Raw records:
## START
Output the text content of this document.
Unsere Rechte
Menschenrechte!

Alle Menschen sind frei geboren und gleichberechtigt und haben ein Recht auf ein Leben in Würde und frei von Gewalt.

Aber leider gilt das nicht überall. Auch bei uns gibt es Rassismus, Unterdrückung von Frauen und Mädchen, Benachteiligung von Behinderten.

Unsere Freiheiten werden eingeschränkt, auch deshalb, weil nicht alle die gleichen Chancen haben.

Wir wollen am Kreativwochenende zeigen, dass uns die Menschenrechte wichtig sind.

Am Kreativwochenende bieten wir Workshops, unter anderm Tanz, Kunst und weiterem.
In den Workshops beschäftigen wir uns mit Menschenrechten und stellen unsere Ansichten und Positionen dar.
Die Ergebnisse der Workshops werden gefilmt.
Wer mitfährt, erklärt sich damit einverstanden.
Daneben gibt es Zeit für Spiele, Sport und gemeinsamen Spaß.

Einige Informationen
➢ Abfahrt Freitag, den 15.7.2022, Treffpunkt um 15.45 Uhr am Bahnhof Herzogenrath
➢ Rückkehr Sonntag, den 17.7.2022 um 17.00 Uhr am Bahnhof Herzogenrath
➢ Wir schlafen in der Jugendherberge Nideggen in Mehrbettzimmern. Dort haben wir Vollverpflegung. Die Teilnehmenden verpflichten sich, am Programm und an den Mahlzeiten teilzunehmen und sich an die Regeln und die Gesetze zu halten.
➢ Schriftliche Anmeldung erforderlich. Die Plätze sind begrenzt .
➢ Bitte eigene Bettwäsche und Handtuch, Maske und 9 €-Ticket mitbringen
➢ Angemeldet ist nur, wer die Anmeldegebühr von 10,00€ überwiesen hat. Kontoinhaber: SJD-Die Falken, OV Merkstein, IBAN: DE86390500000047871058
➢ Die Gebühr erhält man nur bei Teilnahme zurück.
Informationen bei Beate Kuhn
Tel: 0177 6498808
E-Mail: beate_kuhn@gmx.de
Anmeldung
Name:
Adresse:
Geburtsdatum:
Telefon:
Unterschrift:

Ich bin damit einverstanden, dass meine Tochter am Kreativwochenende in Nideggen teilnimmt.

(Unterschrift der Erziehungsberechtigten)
## END
## START
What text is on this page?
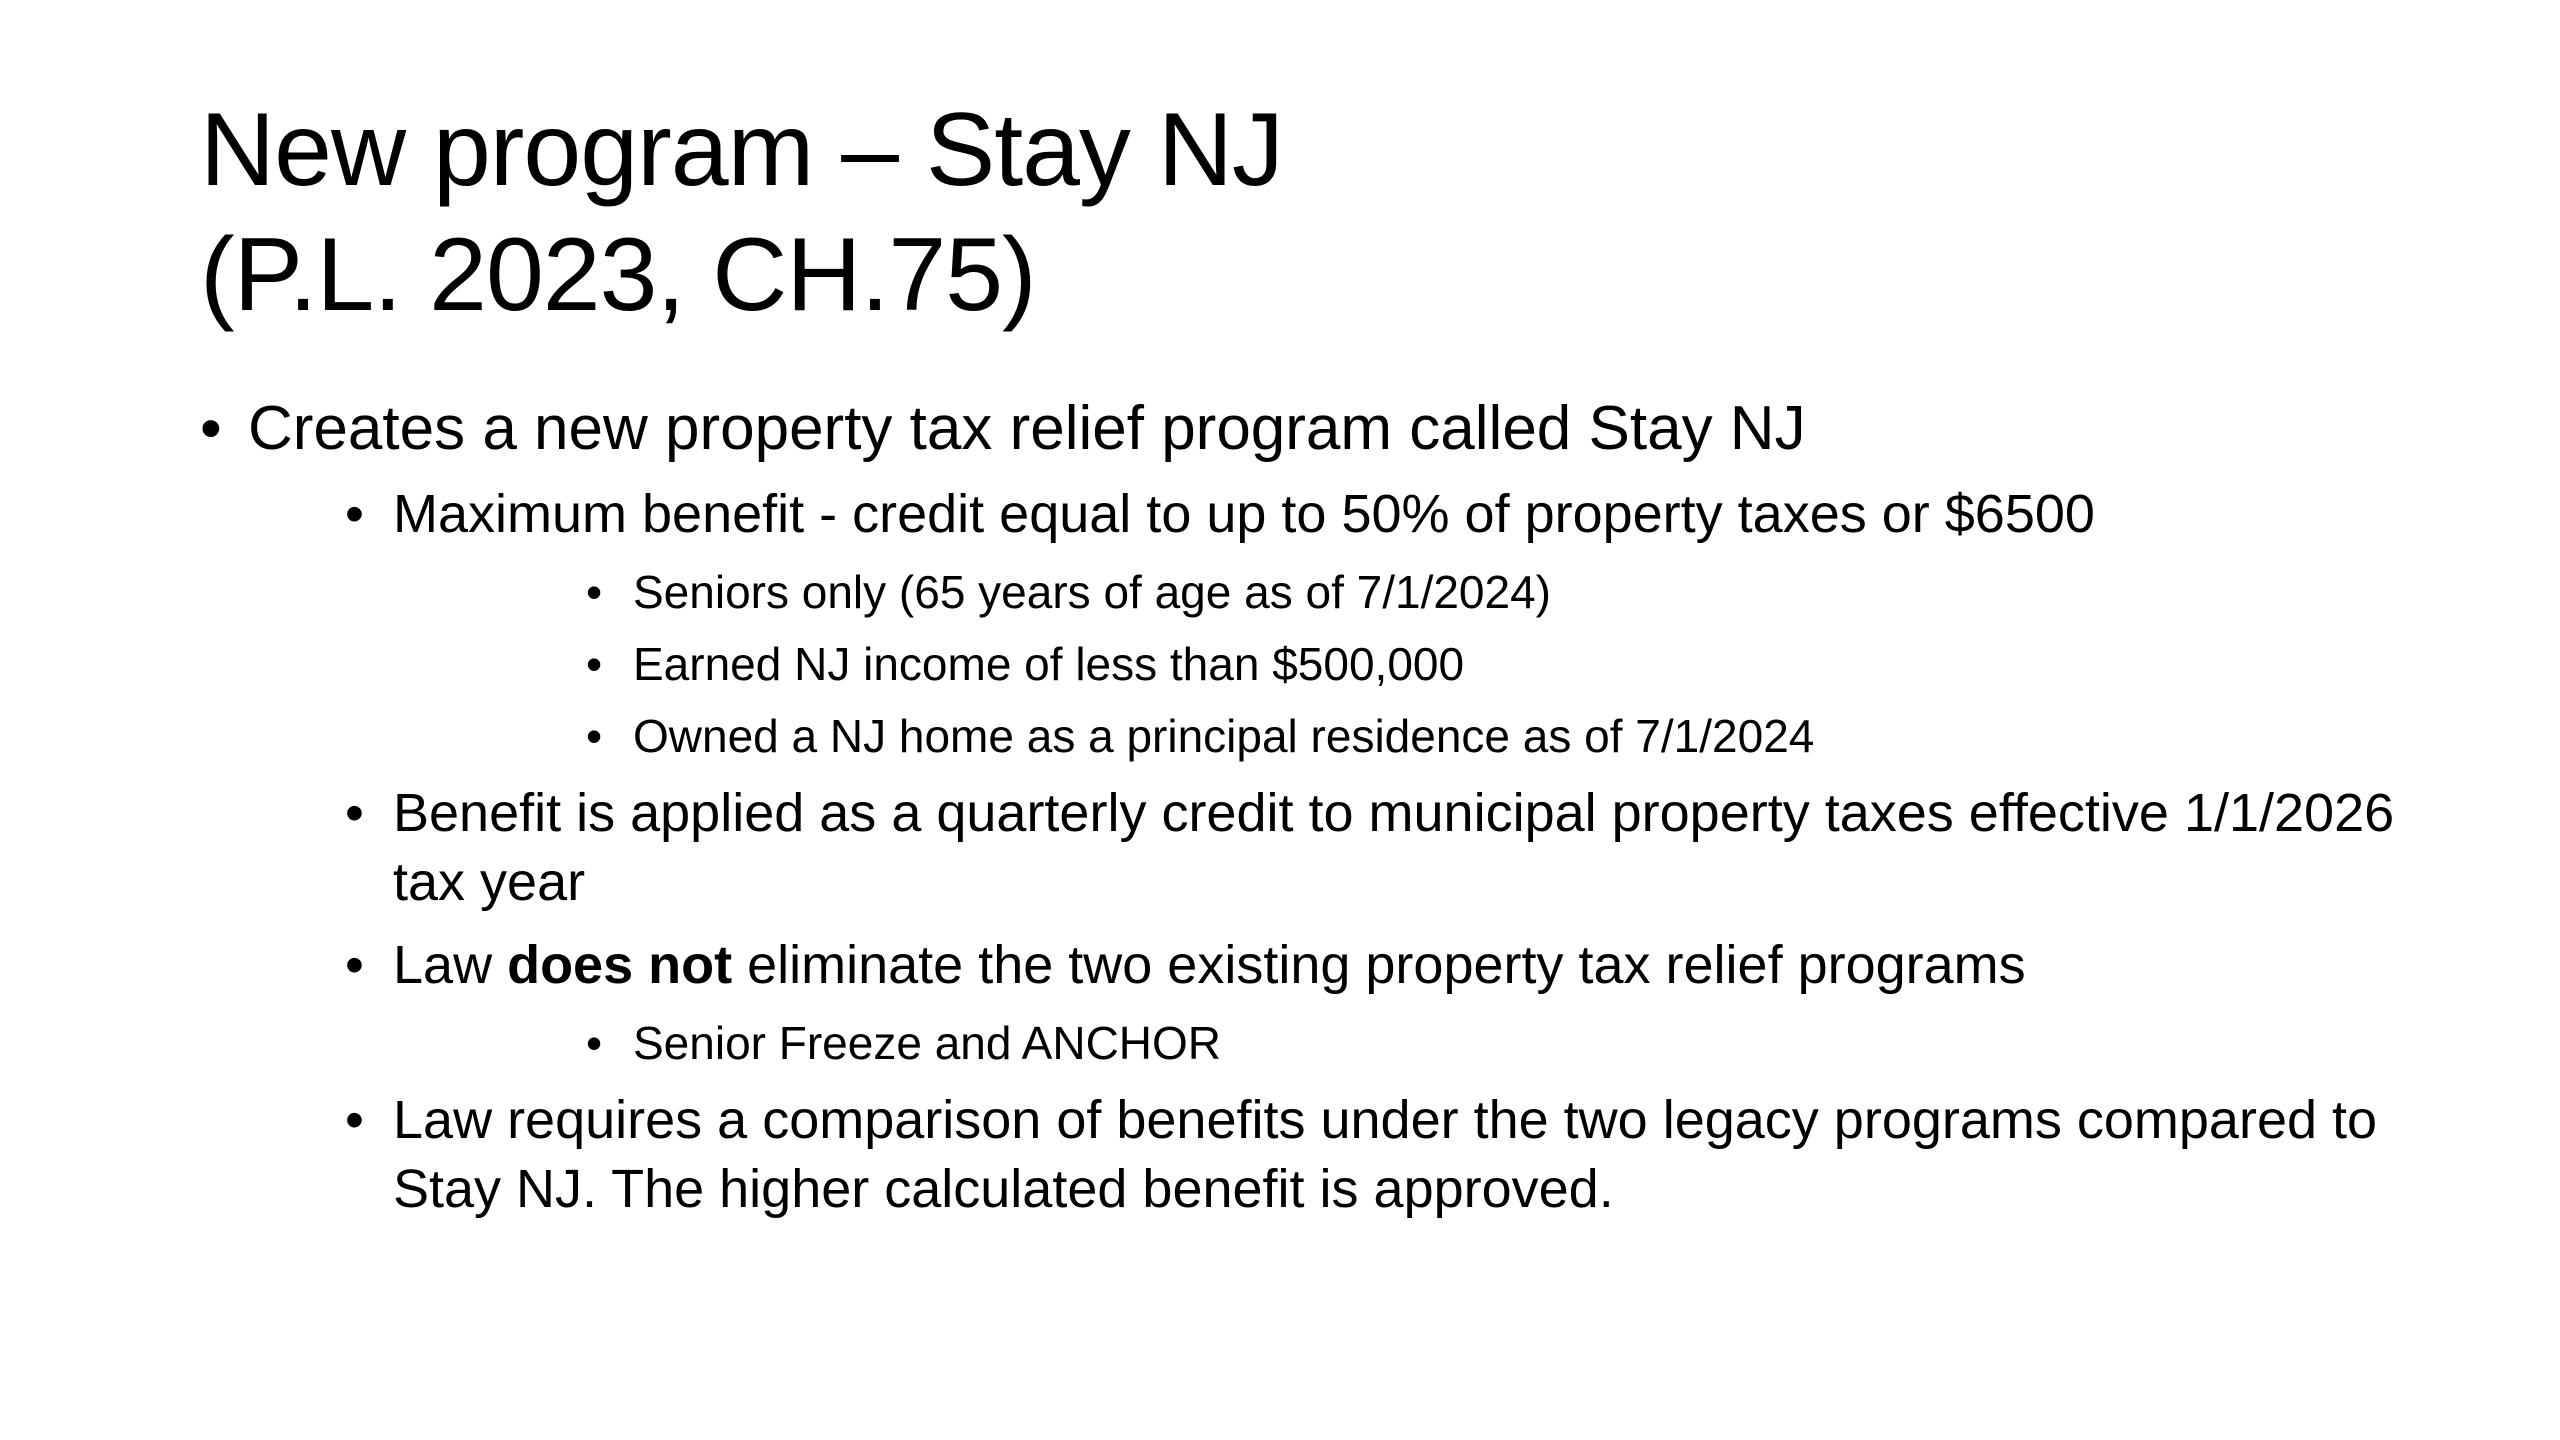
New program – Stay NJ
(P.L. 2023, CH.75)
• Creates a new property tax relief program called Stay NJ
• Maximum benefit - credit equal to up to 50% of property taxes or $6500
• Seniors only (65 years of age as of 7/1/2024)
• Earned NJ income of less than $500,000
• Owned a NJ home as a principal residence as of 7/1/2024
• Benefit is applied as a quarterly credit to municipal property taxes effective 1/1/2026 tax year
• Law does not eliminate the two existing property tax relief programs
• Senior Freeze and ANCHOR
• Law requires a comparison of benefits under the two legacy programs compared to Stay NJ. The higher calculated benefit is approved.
## END
Given problem
Reproduce each line of the material containing the word "credit".

The answer
• Maximum benefit - credit equal to up to 50% of property taxes or $6500
• Benefit is applied as a quarterly credit to municipal property taxes effective 1/1/2026 tax year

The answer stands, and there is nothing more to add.